* **WHAT THE TASK ASKS**
Search the material for the string "heading", then return every line where it is found.

## begin

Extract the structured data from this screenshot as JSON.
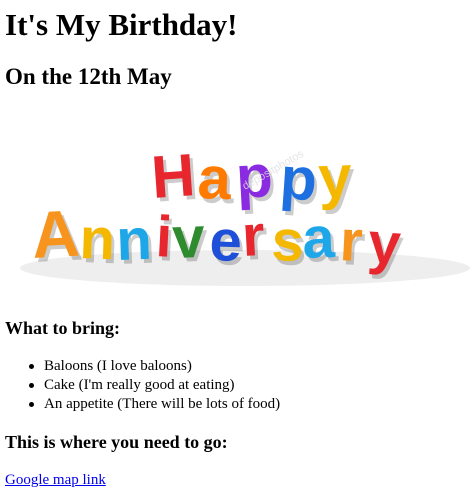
{
  "header": {
    "title": "It's My Birthday!",
    "subtitle": "On the 12th May"
  },
  "banner": {
    "word1": "Happy",
    "word2": "Anniversary",
    "watermark": "depositphotos",
    "letter_colors_word1": [
      "#e8262e",
      "#ff7a00",
      "#8a2be2",
      "#1e6fe0",
      "#f5b800"
    ],
    "letter_colors_word2": [
      "#f7941d",
      "#f5b800",
      "#1ea7e8",
      "#e8262e",
      "#2e8b2e",
      "#1e4fd8",
      "#e8262e",
      "#f5b800",
      "#1ea7e8",
      "#f7941d",
      "#e8262e"
    ]
  },
  "bring": {
    "heading": "What to bring:",
    "items": [
      "Baloons (I love baloons)",
      "Cake (I'm really good at eating)",
      "An appetite (There will be lots of food)"
    ]
  },
  "directions": {
    "heading": "This is where you need to go:",
    "link_label": "Google map link"
  }
}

## end

* **OUTPUT FOR THIS EXERCISE**
    "heading": "What to bring:",
    "heading": "This is where you need to go:",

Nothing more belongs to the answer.